"""

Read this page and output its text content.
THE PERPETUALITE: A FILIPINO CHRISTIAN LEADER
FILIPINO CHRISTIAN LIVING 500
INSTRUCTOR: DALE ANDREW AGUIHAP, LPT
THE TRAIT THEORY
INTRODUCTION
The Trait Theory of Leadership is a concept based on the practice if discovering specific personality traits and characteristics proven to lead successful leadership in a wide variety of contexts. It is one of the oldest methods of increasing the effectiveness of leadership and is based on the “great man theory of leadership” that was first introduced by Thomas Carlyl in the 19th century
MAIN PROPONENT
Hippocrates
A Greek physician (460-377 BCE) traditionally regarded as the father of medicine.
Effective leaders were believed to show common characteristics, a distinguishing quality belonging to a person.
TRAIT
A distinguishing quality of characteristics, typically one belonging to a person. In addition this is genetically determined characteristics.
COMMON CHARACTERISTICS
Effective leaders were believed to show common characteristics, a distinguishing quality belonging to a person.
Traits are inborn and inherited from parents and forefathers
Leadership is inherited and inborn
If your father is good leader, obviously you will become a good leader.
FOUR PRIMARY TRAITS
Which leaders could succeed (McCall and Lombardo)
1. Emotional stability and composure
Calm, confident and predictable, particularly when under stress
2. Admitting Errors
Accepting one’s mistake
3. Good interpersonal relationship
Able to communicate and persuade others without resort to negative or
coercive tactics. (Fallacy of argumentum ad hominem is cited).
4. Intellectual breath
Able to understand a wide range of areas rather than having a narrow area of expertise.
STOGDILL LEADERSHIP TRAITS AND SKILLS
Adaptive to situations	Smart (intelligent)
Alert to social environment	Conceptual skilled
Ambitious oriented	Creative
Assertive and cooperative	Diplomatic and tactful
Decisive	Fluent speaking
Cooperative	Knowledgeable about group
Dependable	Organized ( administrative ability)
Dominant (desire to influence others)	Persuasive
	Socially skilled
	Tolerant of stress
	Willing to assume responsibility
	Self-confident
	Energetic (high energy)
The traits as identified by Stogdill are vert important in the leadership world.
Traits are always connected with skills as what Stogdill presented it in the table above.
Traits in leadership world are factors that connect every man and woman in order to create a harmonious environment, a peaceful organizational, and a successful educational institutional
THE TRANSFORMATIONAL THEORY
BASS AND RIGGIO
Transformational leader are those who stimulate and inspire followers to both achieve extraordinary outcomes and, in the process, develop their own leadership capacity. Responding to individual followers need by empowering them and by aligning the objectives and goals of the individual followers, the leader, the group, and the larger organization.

"""

# What the task requires
Retype every entry word for word.

# Exercise response
Read this page and output its text content.
THE PERPETUALITE: A FILIPINO CHRISTIAN LEADER
FILIPINO CHRISTIAN LIVING 500
INSTRUCTOR: DALE ANDREW AGUIHAP, LPT
THE TRAIT THEORY
INTRODUCTION
The Trait Theory of Leadership is a concept based on the practice if discovering specific personality traits and characteristics proven to lead successful leadership in a wide variety of contexts. It is one of the oldest methods of increasing the effectiveness of leadership and is based on the “great man theory of leadership” that was first introduced by Thomas Carlyl in the 19th century
MAIN PROPONENT
Hippocrates
A Greek physician (460-377 BCE) traditionally regarded as the father of medicine.
Effective leaders were believed to show common characteristics, a distinguishing quality belonging to a person.
TRAIT
A distinguishing quality of characteristics, typically one belonging to a person. In addition this is genetically determined characteristics.
COMMON CHARACTERISTICS
Effective leaders were believed to show common characteristics, a distinguishing quality belonging to a person.
Traits are inborn and inherited from parents and forefathers
Leadership is inherited and inborn
If your father is good leader, obviously you will become a good leader.
FOUR PRIMARY TRAITS
Which leaders could succeed (McCall and Lombardo)
1. Emotional stability and composure
Calm, confident and predictable, particularly when under stress
2. Admitting Errors
Accepting one’s mistake
3. Good interpersonal relationship
Able to communicate and persuade others without resort to negative or
coercive tactics. (Fallacy of argumentum ad hominem is cited).
4. Intellectual breath
Able to understand a wide range of areas rather than having a narrow area of expertise.
STOGDILL LEADERSHIP TRAITS AND SKILLS
Adaptive to situations	Smart (intelligent)
Alert to social environment	Conceptual skilled
Ambitious oriented	Creative
Assertive and cooperative	Diplomatic and tactful
Decisive	Fluent speaking
Cooperative	Knowledgeable about group
Dependable	Organized ( administrative ability)
Dominant (desire to influence others)	Persuasive
	Socially skilled
	Tolerant of stress
	Willing to assume responsibility
	Self-confident
	Energetic (high energy)
The traits as identified by Stogdill are vert important in the leadership world.
Traits are always connected with skills as what Stogdill presented it in the table above.
Traits in leadership world are factors that connect every man and woman in order to create a harmonious environment, a peaceful organizational, and a successful educational institutional
THE TRANSFORMATIONAL THEORY
BASS AND RIGGIO
Transformational leader are those who stimulate and inspire followers to both achieve extraordinary outcomes and, in the process, develop their own leadership capacity. Responding to individual followers need by empowering them and by aligning the objectives and goals of the individual followers, the leader, the group, and the larger organization.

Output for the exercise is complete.